Exercise materials:
···

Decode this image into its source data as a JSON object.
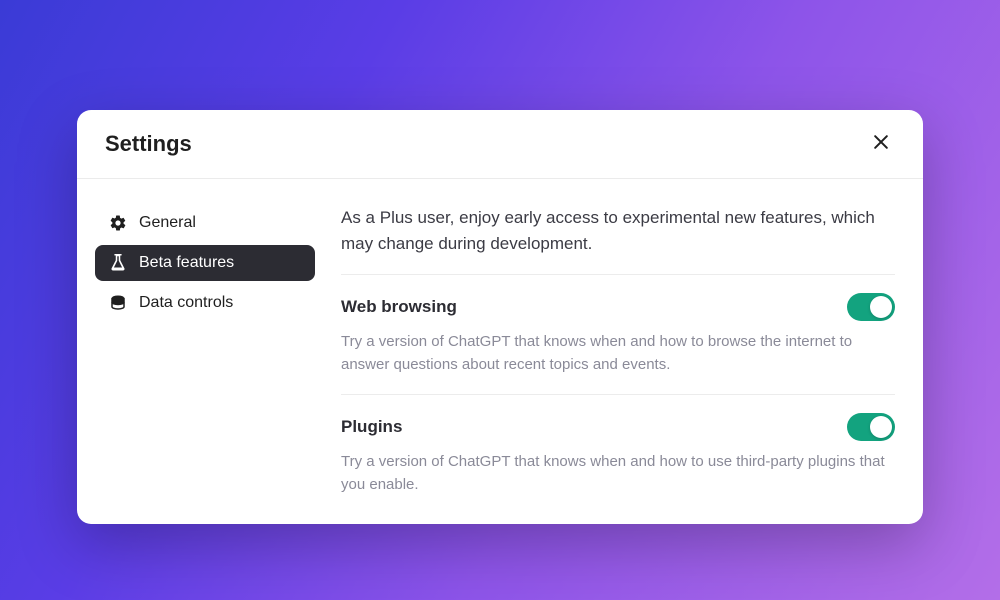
{
  "modal": {
    "title": "Settings"
  },
  "sidebar": {
    "items": [
      {
        "label": "General"
      },
      {
        "label": "Beta features"
      },
      {
        "label": "Data controls"
      }
    ]
  },
  "content": {
    "intro": "As a Plus user, enjoy early access to experimental new features, which may change during development.",
    "sections": [
      {
        "title": "Web browsing",
        "desc": "Try a version of ChatGPT that knows when and how to browse the internet to answer questions about recent topics and events.",
        "enabled": true
      },
      {
        "title": "Plugins",
        "desc": "Try a version of ChatGPT that knows when and how to use third-party plugins that you enable.",
        "enabled": true
      }
    ]
  }
}
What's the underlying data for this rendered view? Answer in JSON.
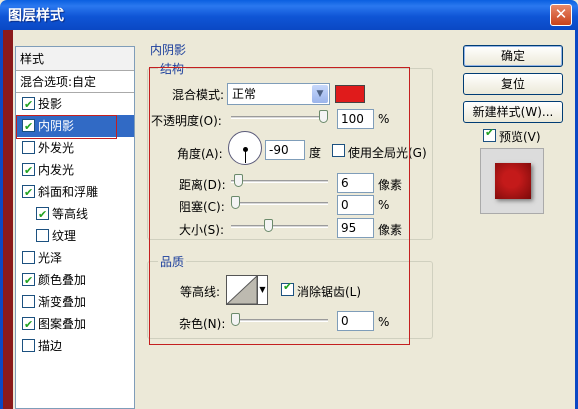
{
  "window": {
    "title": "图层样式",
    "close_glyph": "✕"
  },
  "styles_list": {
    "header": "样式",
    "blend_options": "混合选项:自定",
    "items": [
      {
        "label": "投影",
        "checked": true
      },
      {
        "label": "内阴影",
        "checked": true,
        "selected": true
      },
      {
        "label": "外发光",
        "checked": false
      },
      {
        "label": "内发光",
        "checked": true
      },
      {
        "label": "斜面和浮雕",
        "checked": true
      },
      {
        "label": "等高线",
        "checked": true,
        "sub": true
      },
      {
        "label": "纹理",
        "checked": false,
        "sub": true
      },
      {
        "label": "光泽",
        "checked": false
      },
      {
        "label": "颜色叠加",
        "checked": true
      },
      {
        "label": "渐变叠加",
        "checked": false
      },
      {
        "label": "图案叠加",
        "checked": true
      },
      {
        "label": "描边",
        "checked": false
      }
    ]
  },
  "inner_shadow": {
    "section_title": "内阴影",
    "structure": {
      "title": "结构",
      "blend_mode_label": "混合模式:",
      "blend_mode_value": "正常",
      "color": "#e01b1b",
      "opacity_label": "不透明度(O):",
      "opacity_value": "100",
      "opacity_unit": "%",
      "opacity_level": 1.0,
      "angle_label": "角度(A):",
      "angle_value": "-90",
      "angle_unit": "度",
      "global_light_label": "使用全局光(G)",
      "global_light_checked": false,
      "distance_label": "距离(D):",
      "distance_value": "6",
      "distance_unit": "像素",
      "distance_level": 0.03,
      "choke_label": "阻塞(C):",
      "choke_value": "0",
      "choke_unit": "%",
      "choke_level": 0.0,
      "size_label": "大小(S):",
      "size_value": "95",
      "size_unit": "像素",
      "size_level": 0.38
    },
    "quality": {
      "title": "品质",
      "contour_label": "等高线:",
      "antialias_label": "消除锯齿(L)",
      "antialias_checked": true,
      "noise_label": "杂色(N):",
      "noise_value": "0",
      "noise_unit": "%",
      "noise_level": 0.0
    }
  },
  "buttons": {
    "ok": "确定",
    "reset": "复位",
    "new_style": "新建样式(W)...",
    "preview_label": "预览(V)",
    "preview_checked": true
  },
  "colors": {
    "title_bar": "#0a48c4",
    "accent": "#316ac5",
    "group_title": "#1b3e9c",
    "highlight_outline": "#c41f1f"
  }
}
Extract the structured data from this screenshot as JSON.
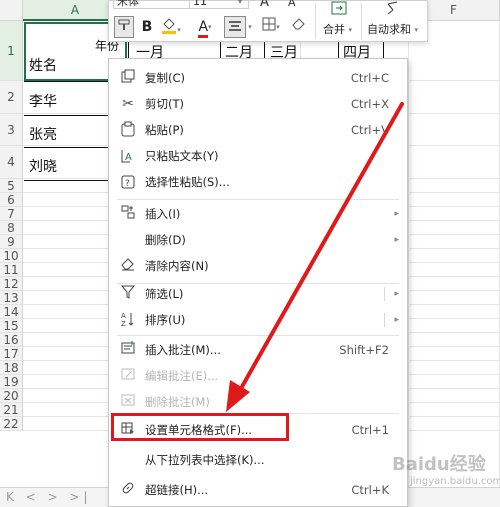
{
  "sheet": {
    "columns": [
      {
        "label": "A",
        "selected": true
      },
      {
        "label": "",
        "selected": false
      },
      {
        "label": "",
        "selected": false
      },
      {
        "label": "",
        "selected": false
      },
      {
        "label": "F",
        "selected": false
      }
    ],
    "rows": [
      "1",
      "2",
      "3",
      "4",
      "5",
      "6",
      "7",
      "8",
      "9",
      "10",
      "11",
      "12",
      "13",
      "14",
      "15",
      "16",
      "17",
      "18",
      "19",
      "20",
      "21",
      "22"
    ],
    "cells": {
      "a1_header": "姓名",
      "a1_year_label": "年份",
      "month1": "一月",
      "month2": "二月",
      "month3": "三月",
      "month4": "四月",
      "a2": "李华",
      "a3": "张亮",
      "a4": "刘晓"
    },
    "bottom_nav": "K < > >|"
  },
  "toolbar": {
    "font_name": "宋体",
    "font_size": "11",
    "font_increase": "A",
    "font_decrease": "A",
    "bold": "B",
    "font_color": "A",
    "merge_label": "合并",
    "autosum_label": "自动求和",
    "colors": {
      "font_color_bar": "#e0191a",
      "fill_color_bar": "#f4c300",
      "accent": "#217346"
    }
  },
  "menu": {
    "items": [
      {
        "icon": "copy-icon",
        "label": "复制(C)",
        "shortcut": "Ctrl+C",
        "disabled": false
      },
      {
        "icon": "scissors-icon",
        "label": "剪切(T)",
        "shortcut": "Ctrl+X",
        "disabled": false
      },
      {
        "icon": "paste-icon",
        "label": "粘贴(P)",
        "shortcut": "Ctrl+V",
        "disabled": false
      },
      {
        "icon": "paste-text-icon",
        "label": "只粘贴文本(Y)",
        "shortcut": "",
        "disabled": false
      },
      {
        "icon": "paste-special-icon",
        "label": "选择性粘贴(S)...",
        "shortcut": "",
        "disabled": false
      },
      {
        "icon": "insert-icon",
        "label": "插入(I)",
        "shortcut": "",
        "disabled": false,
        "submenu": true
      },
      {
        "icon": "",
        "label": "删除(D)",
        "shortcut": "",
        "disabled": false,
        "submenu": true
      },
      {
        "icon": "eraser-icon",
        "label": "清除内容(N)",
        "shortcut": "",
        "disabled": false
      },
      {
        "icon": "filter-icon",
        "label": "筛选(L)",
        "shortcut": "",
        "disabled": false,
        "submenu": true,
        "split": true
      },
      {
        "icon": "sort-icon",
        "label": "排序(U)",
        "shortcut": "",
        "disabled": false,
        "submenu": true,
        "split": true
      },
      {
        "icon": "comment-icon",
        "label": "插入批注(M)...",
        "shortcut": "Shift+F2",
        "disabled": false
      },
      {
        "icon": "edit-comment-icon",
        "label": "编辑批注(E)...",
        "shortcut": "",
        "disabled": true
      },
      {
        "icon": "delete-comment-icon",
        "label": "删除批注(M)",
        "shortcut": "",
        "disabled": true
      },
      {
        "icon": "format-cells-icon",
        "label": "设置单元格格式(F)...",
        "shortcut": "Ctrl+1",
        "disabled": false,
        "highlighted": true
      },
      {
        "icon": "",
        "label": "从下拉列表中选择(K)...",
        "shortcut": "",
        "disabled": false
      },
      {
        "icon": "link-icon",
        "label": "超链接(H)...",
        "shortcut": "Ctrl+K",
        "disabled": false
      }
    ],
    "highlight_color": "#e0191a"
  },
  "annotation": {
    "arrow_color": "#e0191a",
    "watermark": "Baidu经验",
    "watermark_sub": "jingyan.baidu.com"
  }
}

···

What is asked: Pull every line containing "that" from the data.

Complete output:
        "desc": "Try a version of ChatGPT that knows when and how to browse the internet to answer questions about recent topics and events.",
        "desc": "Try a version of ChatGPT that knows when and how to use third-party plugins that you enable.",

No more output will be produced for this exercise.